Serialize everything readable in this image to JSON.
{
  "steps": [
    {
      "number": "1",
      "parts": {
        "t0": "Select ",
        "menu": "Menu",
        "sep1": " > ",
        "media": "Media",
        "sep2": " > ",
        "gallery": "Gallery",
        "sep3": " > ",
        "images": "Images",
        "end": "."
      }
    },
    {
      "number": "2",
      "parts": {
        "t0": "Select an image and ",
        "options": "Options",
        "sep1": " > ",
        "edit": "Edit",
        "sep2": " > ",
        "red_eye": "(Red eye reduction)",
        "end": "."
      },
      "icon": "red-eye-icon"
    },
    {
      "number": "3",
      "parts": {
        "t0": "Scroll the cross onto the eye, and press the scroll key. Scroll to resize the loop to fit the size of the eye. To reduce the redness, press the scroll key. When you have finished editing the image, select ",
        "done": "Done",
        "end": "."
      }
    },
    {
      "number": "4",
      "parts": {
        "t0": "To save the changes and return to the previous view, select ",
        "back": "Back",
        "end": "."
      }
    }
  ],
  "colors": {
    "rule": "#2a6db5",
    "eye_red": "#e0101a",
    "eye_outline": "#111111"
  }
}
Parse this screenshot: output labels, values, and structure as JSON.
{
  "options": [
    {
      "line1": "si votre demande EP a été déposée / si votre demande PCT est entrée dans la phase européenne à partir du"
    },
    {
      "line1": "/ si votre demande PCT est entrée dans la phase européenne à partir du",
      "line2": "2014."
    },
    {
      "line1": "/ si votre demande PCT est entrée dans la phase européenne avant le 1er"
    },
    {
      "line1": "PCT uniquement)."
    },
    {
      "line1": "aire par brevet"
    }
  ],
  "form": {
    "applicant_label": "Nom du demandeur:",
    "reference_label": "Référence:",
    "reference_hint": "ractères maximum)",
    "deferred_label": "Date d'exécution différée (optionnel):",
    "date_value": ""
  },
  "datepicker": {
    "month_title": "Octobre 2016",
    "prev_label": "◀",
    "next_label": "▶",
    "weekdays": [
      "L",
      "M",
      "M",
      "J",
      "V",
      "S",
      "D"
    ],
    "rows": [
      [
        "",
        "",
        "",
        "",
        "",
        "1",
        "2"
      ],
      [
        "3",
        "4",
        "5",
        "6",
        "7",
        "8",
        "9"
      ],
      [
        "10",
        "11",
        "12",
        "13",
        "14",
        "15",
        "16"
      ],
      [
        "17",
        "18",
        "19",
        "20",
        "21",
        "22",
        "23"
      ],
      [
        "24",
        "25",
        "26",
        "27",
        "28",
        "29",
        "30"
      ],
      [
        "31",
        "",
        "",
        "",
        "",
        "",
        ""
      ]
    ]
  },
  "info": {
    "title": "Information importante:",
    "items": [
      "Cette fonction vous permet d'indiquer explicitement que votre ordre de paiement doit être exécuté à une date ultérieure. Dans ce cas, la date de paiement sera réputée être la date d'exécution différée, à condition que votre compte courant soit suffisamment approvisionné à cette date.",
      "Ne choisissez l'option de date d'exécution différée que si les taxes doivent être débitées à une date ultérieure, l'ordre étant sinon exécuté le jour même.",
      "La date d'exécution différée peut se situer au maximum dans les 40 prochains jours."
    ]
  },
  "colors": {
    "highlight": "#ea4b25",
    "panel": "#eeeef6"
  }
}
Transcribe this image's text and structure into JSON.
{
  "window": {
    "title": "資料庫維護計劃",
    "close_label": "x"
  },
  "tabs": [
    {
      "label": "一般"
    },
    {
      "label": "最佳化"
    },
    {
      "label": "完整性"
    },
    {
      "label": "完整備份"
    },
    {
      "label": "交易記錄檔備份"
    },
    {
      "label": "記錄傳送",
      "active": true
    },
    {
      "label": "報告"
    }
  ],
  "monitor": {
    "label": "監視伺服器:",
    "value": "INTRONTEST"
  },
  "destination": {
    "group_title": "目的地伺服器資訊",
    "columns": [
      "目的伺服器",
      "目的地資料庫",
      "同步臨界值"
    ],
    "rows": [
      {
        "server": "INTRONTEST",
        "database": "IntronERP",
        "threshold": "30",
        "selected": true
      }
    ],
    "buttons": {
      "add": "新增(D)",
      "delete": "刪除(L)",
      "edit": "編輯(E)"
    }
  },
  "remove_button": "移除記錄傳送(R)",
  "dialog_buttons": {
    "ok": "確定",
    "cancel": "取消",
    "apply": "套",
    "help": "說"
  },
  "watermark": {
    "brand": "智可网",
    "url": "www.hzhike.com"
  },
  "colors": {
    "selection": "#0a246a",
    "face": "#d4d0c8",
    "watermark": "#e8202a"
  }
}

..............................

→ **DIRECTIONS**:
Every line of the material must be returned exactly as it appears.

→ **COMPLETE ANSWER**:
Serialize everything readable in this image to JSON.
{
  "steps": [
    {
      "number": "1",
      "parts": {
        "t0": "Select ",
        "menu": "Menu",
        "sep1": " > ",
        "media": "Media",
        "sep2": " > ",
        "gallery": "Gallery",
        "sep3": " > ",
        "images": "Images",
        "end": "."
      }
    },
    {
      "number": "2",
      "parts": {
        "t0": "Select an image and ",
        "options": "Options",
        "sep1": " > ",
        "edit": "Edit",
        "sep2": " > ",
        "red_eye": "(Red eye reduction)",
        "end": "."
      },
      "icon": "red-eye-icon"
    },
    {
      "number": "3",
      "parts": {
        "t0": "Scroll the cross onto the eye, and press the scroll key. Scroll to resize the loop to fit the size of the eye. To reduce the redness, press the scroll key. When you have finished editing the image, select ",
        "done": "Done",
        "end": "."
      }
    },
    {
      "number": "4",
      "parts": {
        "t0": "To save the changes and return to the previous view, select ",
        "back": "Back",
        "end": "."
      }
    }
  ],
  "colors": {
    "rule": "#2a6db5",
    "eye_red": "#e0101a",
    "eye_outline": "#111111"
  }
}
Parse this screenshot: output labels, values, and structure as JSON.
{
  "options": [
    {
      "line1": "si votre demande EP a été déposée / si votre demande PCT est entrée dans la phase européenne à partir du"
    },
    {
      "line1": "/ si votre demande PCT est entrée dans la phase européenne à partir du",
      "line2": "2014."
    },
    {
      "line1": "/ si votre demande PCT est entrée dans la phase européenne avant le 1er"
    },
    {
      "line1": "PCT uniquement)."
    },
    {
      "line1": "aire par brevet"
    }
  ],
  "form": {
    "applicant_label": "Nom du demandeur:",
    "reference_label": "Référence:",
    "reference_hint": "ractères maximum)",
    "deferred_label": "Date d'exécution différée (optionnel):",
    "date_value": ""
  },
  "datepicker": {
    "month_title": "Octobre 2016",
    "prev_label": "◀",
    "next_label": "▶",
    "weekdays": [
      "L",
      "M",
      "M",
      "J",
      "V",
      "S",
      "D"
    ],
    "rows": [
      [
        "",
        "",
        "",
        "",
        "",
        "1",
        "2"
      ],
      [
        "3",
        "4",
        "5",
        "6",
        "7",
        "8",
        "9"
      ],
      [
        "10",
        "11",
        "12",
        "13",
        "14",
        "15",
        "16"
      ],
      [
        "17",
        "18",
        "19",
        "20",
        "21",
        "22",
        "23"
      ],
      [
        "24",
        "25",
        "26",
        "27",
        "28",
        "29",
        "30"
      ],
      [
        "31",
        "",
        "",
        "",
        "",
        "",
        ""
      ]
    ]
  },
  "info": {
    "title": "Information importante:",
    "items": [
      "Cette fonction vous permet d'indiquer explicitement que votre ordre de paiement doit être exécuté à une date ultérieure. Dans ce cas, la date de paiement sera réputée être la date d'exécution différée, à condition que votre compte courant soit suffisamment approvisionné à cette date.",
      "Ne choisissez l'option de date d'exécution différée que si les taxes doivent être débitées à une date ultérieure, l'ordre étant sinon exécuté le jour même.",
      "La date d'exécution différée peut se situer au maximum dans les 40 prochains jours."
    ]
  },
  "colors": {
    "highlight": "#ea4b25",
    "panel": "#eeeef6"
  }
}
Transcribe this image's text and structure into JSON.
{
  "window": {
    "title": "資料庫維護計劃",
    "close_label": "x"
  },
  "tabs": [
    {
      "label": "一般"
    },
    {
      "label": "最佳化"
    },
    {
      "label": "完整性"
    },
    {
      "label": "完整備份"
    },
    {
      "label": "交易記錄檔備份"
    },
    {
      "label": "記錄傳送",
      "active": true
    },
    {
      "label": "報告"
    }
  ],
  "monitor": {
    "label": "監視伺服器:",
    "value": "INTRONTEST"
  },
  "destination": {
    "group_title": "目的地伺服器資訊",
    "columns": [
      "目的伺服器",
      "目的地資料庫",
      "同步臨界值"
    ],
    "rows": [
      {
        "server": "INTRONTEST",
        "database": "IntronERP",
        "threshold": "30",
        "selected": true
      }
    ],
    "buttons": {
      "add": "新增(D)",
      "delete": "刪除(L)",
      "edit": "編輯(E)"
    }
  },
  "remove_button": "移除記錄傳送(R)",
  "dialog_buttons": {
    "ok": "確定",
    "cancel": "取消",
    "apply": "套",
    "help": "說"
  },
  "watermark": {
    "brand": "智可网",
    "url": "www.hzhike.com"
  },
  "colors": {
    "selection": "#0a246a",
    "face": "#d4d0c8",
    "watermark": "#e8202a"
  }
}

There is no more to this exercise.